-- Material start --
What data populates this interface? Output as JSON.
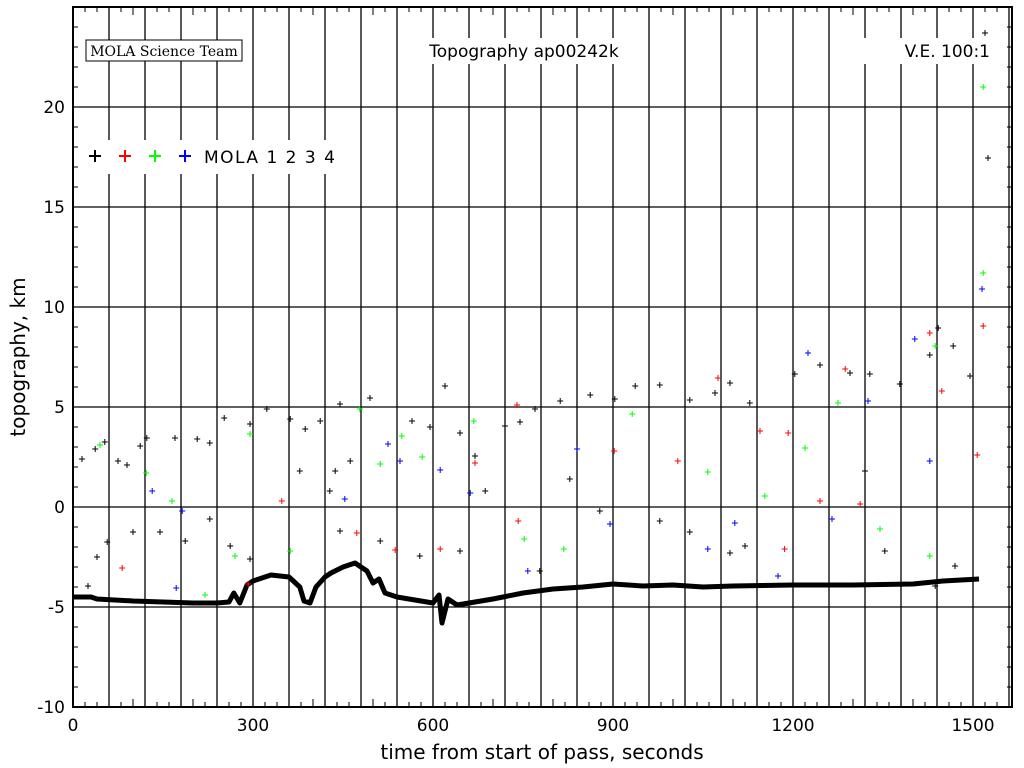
{
  "chart_data": {
    "type": "scatter",
    "title": "Topography ap00242k",
    "credit": "MOLA Science Team",
    "vertical_exaggeration": "V.E. 100:1",
    "xlabel": "time from start of pass, seconds",
    "ylabel": "topography, km",
    "xlim": [
      0,
      1565
    ],
    "ylim": [
      -10,
      25
    ],
    "xticks": [
      0,
      300,
      600,
      900,
      1200,
      1500
    ],
    "yticks": [
      -10,
      -5,
      0,
      5,
      10,
      15,
      20
    ],
    "x_grid_step": 60,
    "y_grid_step": 5,
    "grid": true,
    "legend": {
      "placement": "top-left",
      "label": "MOLA 1 2 3 4",
      "colors": [
        "#000000",
        "#ff0000",
        "#00ff00",
        "#0000ff"
      ]
    },
    "ground_profile": [
      [
        0,
        -4.5
      ],
      [
        30,
        -4.5
      ],
      [
        40,
        -4.6
      ],
      [
        100,
        -4.7
      ],
      [
        150,
        -4.75
      ],
      [
        200,
        -4.8
      ],
      [
        240,
        -4.8
      ],
      [
        260,
        -4.75
      ],
      [
        268,
        -4.3
      ],
      [
        278,
        -4.8
      ],
      [
        290,
        -3.9
      ],
      [
        300,
        -3.7
      ],
      [
        330,
        -3.4
      ],
      [
        360,
        -3.5
      ],
      [
        378,
        -4.0
      ],
      [
        385,
        -4.7
      ],
      [
        395,
        -4.8
      ],
      [
        405,
        -4.0
      ],
      [
        420,
        -3.5
      ],
      [
        430,
        -3.3
      ],
      [
        450,
        -3.0
      ],
      [
        470,
        -2.8
      ],
      [
        490,
        -3.2
      ],
      [
        500,
        -3.8
      ],
      [
        510,
        -3.6
      ],
      [
        520,
        -4.3
      ],
      [
        540,
        -4.5
      ],
      [
        560,
        -4.6
      ],
      [
        580,
        -4.7
      ],
      [
        600,
        -4.8
      ],
      [
        610,
        -4.4
      ],
      [
        615,
        -5.8
      ],
      [
        625,
        -4.6
      ],
      [
        640,
        -4.9
      ],
      [
        660,
        -4.8
      ],
      [
        700,
        -4.6
      ],
      [
        750,
        -4.3
      ],
      [
        800,
        -4.1
      ],
      [
        850,
        -4.0
      ],
      [
        900,
        -3.85
      ],
      [
        950,
        -3.95
      ],
      [
        1000,
        -3.9
      ],
      [
        1050,
        -4.0
      ],
      [
        1100,
        -3.95
      ],
      [
        1200,
        -3.9
      ],
      [
        1300,
        -3.9
      ],
      [
        1400,
        -3.85
      ],
      [
        1450,
        -3.7
      ],
      [
        1510,
        -3.6
      ]
    ],
    "series": [
      {
        "name": "1",
        "color": "#000000",
        "points": [
          [
            15,
            2.4
          ],
          [
            37,
            2.9
          ],
          [
            53,
            3.25
          ],
          [
            75,
            2.3
          ],
          [
            90,
            2.1
          ],
          [
            112,
            3.05
          ],
          [
            123,
            3.45
          ],
          [
            170,
            3.45
          ],
          [
            207,
            3.4
          ],
          [
            228,
            3.2
          ],
          [
            25,
            -3.95
          ],
          [
            40,
            -2.5
          ],
          [
            57,
            -1.75
          ],
          [
            100,
            -1.25
          ],
          [
            145,
            -1.25
          ],
          [
            187,
            -1.7
          ],
          [
            228,
            -0.6
          ],
          [
            252,
            4.45
          ],
          [
            295,
            4.15
          ],
          [
            323,
            4.9
          ],
          [
            362,
            4.4
          ],
          [
            387,
            3.9
          ],
          [
            412,
            4.3
          ],
          [
            445,
            5.15
          ],
          [
            495,
            5.45
          ],
          [
            437,
            1.8
          ],
          [
            378,
            1.8
          ],
          [
            428,
            0.8
          ],
          [
            462,
            2.3
          ],
          [
            565,
            4.3
          ],
          [
            595,
            4.0
          ],
          [
            620,
            6.05
          ],
          [
            645,
            3.7
          ],
          [
            670,
            2.55
          ],
          [
            687,
            0.8
          ],
          [
            720,
            4.05
          ],
          [
            745,
            4.25
          ],
          [
            770,
            4.9
          ],
          [
            812,
            5.3
          ],
          [
            862,
            5.6
          ],
          [
            903,
            5.4
          ],
          [
            937,
            6.05
          ],
          [
            978,
            6.1
          ],
          [
            1028,
            5.35
          ],
          [
            1070,
            5.7
          ],
          [
            1095,
            6.2
          ],
          [
            1128,
            5.2
          ],
          [
            1203,
            6.65
          ],
          [
            1245,
            7.1
          ],
          [
            1295,
            6.7
          ],
          [
            1328,
            6.65
          ],
          [
            1378,
            6.15
          ],
          [
            1428,
            7.6
          ],
          [
            1442,
            8.95
          ],
          [
            1467,
            8.05
          ],
          [
            1495,
            6.55
          ],
          [
            1520,
            23.7
          ],
          [
            1525,
            17.45
          ],
          [
            1353,
            -2.2
          ],
          [
            1320,
            1.8
          ],
          [
            1120,
            -1.95
          ],
          [
            1095,
            -2.3
          ],
          [
            1028,
            -1.25
          ],
          [
            878,
            -0.2
          ],
          [
            978,
            -0.7
          ],
          [
            828,
            1.4
          ],
          [
            778,
            -3.2
          ],
          [
            645,
            -2.2
          ],
          [
            578,
            -2.45
          ],
          [
            512,
            -1.7
          ],
          [
            445,
            -1.2
          ],
          [
            295,
            -2.6
          ],
          [
            262,
            -1.95
          ],
          [
            1437,
            -3.95
          ],
          [
            1470,
            -2.95
          ]
        ]
      },
      {
        "name": "2",
        "color": "#ff0000",
        "points": [
          [
            82,
            -3.05
          ],
          [
            292,
            -3.85
          ],
          [
            348,
            0.3
          ],
          [
            473,
            -1.3
          ],
          [
            537,
            -2.15
          ],
          [
            612,
            -2.1
          ],
          [
            670,
            2.2
          ],
          [
            740,
            5.1
          ],
          [
            742,
            -0.7
          ],
          [
            902,
            2.8
          ],
          [
            1008,
            2.3
          ],
          [
            1075,
            6.45
          ],
          [
            1145,
            3.8
          ],
          [
            1186,
            -2.1
          ],
          [
            1192,
            3.7
          ],
          [
            1245,
            0.3
          ],
          [
            1287,
            6.9
          ],
          [
            1312,
            0.15
          ],
          [
            1428,
            8.7
          ],
          [
            1448,
            5.8
          ],
          [
            1507,
            2.6
          ],
          [
            1517,
            9.05
          ]
        ]
      },
      {
        "name": "3",
        "color": "#00ff00",
        "points": [
          [
            45,
            3.1
          ],
          [
            122,
            1.7
          ],
          [
            165,
            0.3
          ],
          [
            220,
            -4.4
          ],
          [
            270,
            -2.45
          ],
          [
            295,
            3.65
          ],
          [
            362,
            -2.2
          ],
          [
            478,
            4.9
          ],
          [
            512,
            2.15
          ],
          [
            548,
            3.55
          ],
          [
            582,
            2.5
          ],
          [
            668,
            4.3
          ],
          [
            752,
            -1.6
          ],
          [
            818,
            -2.1
          ],
          [
            932,
            4.65
          ],
          [
            1058,
            1.75
          ],
          [
            1153,
            0.55
          ],
          [
            1220,
            2.95
          ],
          [
            1275,
            5.2
          ],
          [
            1345,
            -1.1
          ],
          [
            1437,
            8.05
          ],
          [
            1428,
            -2.45
          ],
          [
            1517,
            11.7
          ],
          [
            1517,
            21
          ]
        ]
      },
      {
        "name": "4",
        "color": "#0000ff",
        "points": [
          [
            132,
            0.8
          ],
          [
            182,
            -0.2
          ],
          [
            172,
            -4.05
          ],
          [
            453,
            0.4
          ],
          [
            525,
            3.15
          ],
          [
            545,
            2.3
          ],
          [
            612,
            1.85
          ],
          [
            662,
            0.7
          ],
          [
            758,
            -3.2
          ],
          [
            840,
            2.9
          ],
          [
            895,
            -0.85
          ],
          [
            1058,
            -2.1
          ],
          [
            1103,
            -0.8
          ],
          [
            1175,
            -3.45
          ],
          [
            1225,
            7.7
          ],
          [
            1265,
            -0.6
          ],
          [
            1325,
            5.3
          ],
          [
            1403,
            8.4
          ],
          [
            1428,
            2.3
          ],
          [
            1515,
            10.9
          ]
        ]
      }
    ]
  }
}
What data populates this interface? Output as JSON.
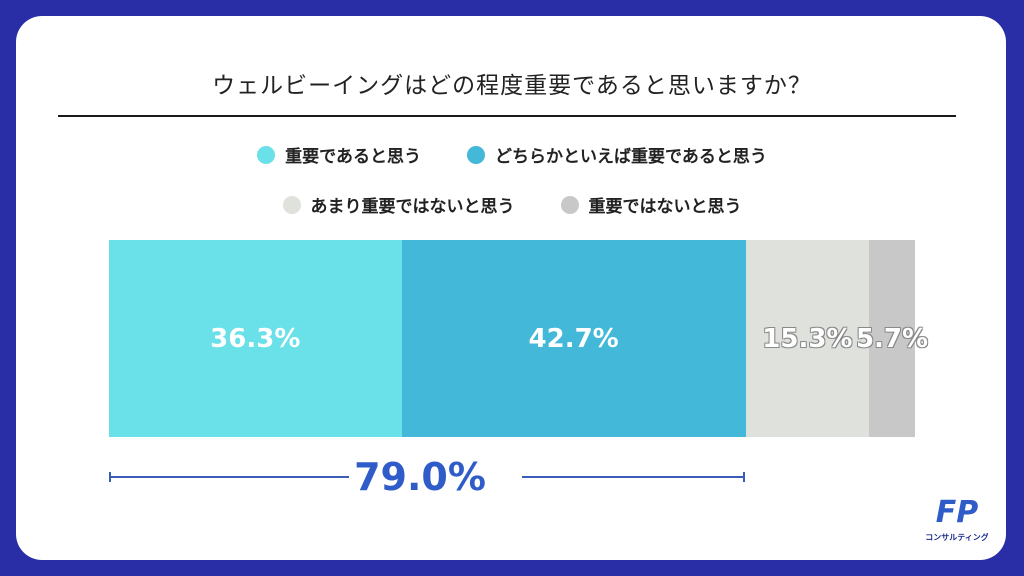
{
  "title": "ウェルビーイングはどの程度重要であると思いますか？",
  "total_label": "79.0%",
  "logo": {
    "mark": "FP",
    "caption": "コンサルティング"
  },
  "chart_data": {
    "type": "bar",
    "stacked": true,
    "orientation": "horizontal",
    "title": "ウェルビーイングはどの程度重要であると思いますか？",
    "series": [
      {
        "name": "重要であると思う",
        "value": 36.3,
        "label": "36.3%",
        "color": "#6ae0e8"
      },
      {
        "name": "どちらかといえば重要であると思う",
        "value": 42.7,
        "label": "42.7%",
        "color": "#44b8d8"
      },
      {
        "name": "あまり重要ではないと思う",
        "value": 15.3,
        "label": "15.3%",
        "color": "#dfe2dc"
      },
      {
        "name": "重要ではないと思う",
        "value": 5.7,
        "label": "5.7%",
        "color": "#c8c8c8"
      }
    ],
    "annotation": {
      "text": "79.0%",
      "spans_series": [
        0,
        1
      ]
    },
    "legend_position": "top"
  }
}
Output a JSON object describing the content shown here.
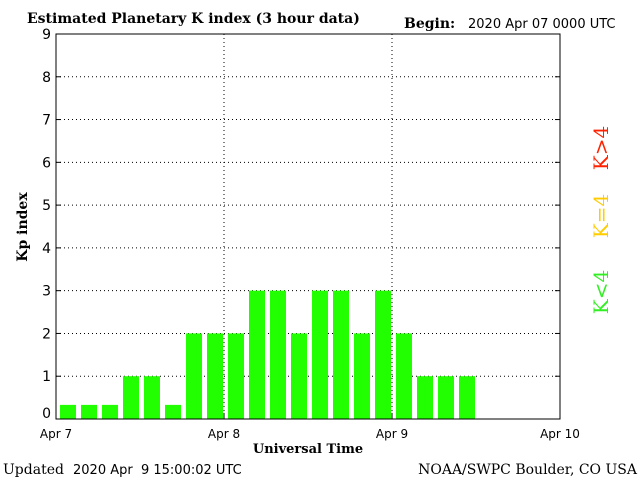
{
  "chart_data": {
    "type": "bar",
    "title": "Estimated Planetary K index (3 hour data)",
    "begin_label": "Begin:",
    "begin_value": "2020 Apr 07 0000 UTC",
    "xlabel": "Universal Time",
    "ylabel": "Kp index",
    "ylim": [
      0,
      9
    ],
    "y_ticks": [
      "0",
      "1",
      "2",
      "3",
      "4",
      "5",
      "6",
      "7",
      "8",
      "9"
    ],
    "x_ticks": [
      "Apr 7",
      "Apr 8",
      "Apr 9",
      "Apr 10"
    ],
    "grid": true,
    "bar_interval_hours": 3,
    "values": [
      0.33,
      0.33,
      0.33,
      1,
      1,
      0.33,
      2,
      2,
      2,
      3,
      3,
      2,
      3,
      3,
      2,
      3,
      2,
      1,
      1,
      1
    ],
    "bar_color": "#22ff00",
    "legend": [
      {
        "label": "K<4",
        "color": "#33ee22"
      },
      {
        "label": "K=4",
        "color": "#ffcc00"
      },
      {
        "label": "K>4",
        "color": "#ff2200"
      }
    ]
  },
  "footer": {
    "updated_label": "Updated",
    "updated_value": "2020 Apr  9 15:00:02 UTC",
    "source": "NOAA/SWPC Boulder, CO USA"
  }
}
-- Material end --
# Goal
Extract all lines containing the word "MOLA".

# Worked solution
    "credit": "MOLA Science Team",
      "label": "MOLA 1 2 3 4",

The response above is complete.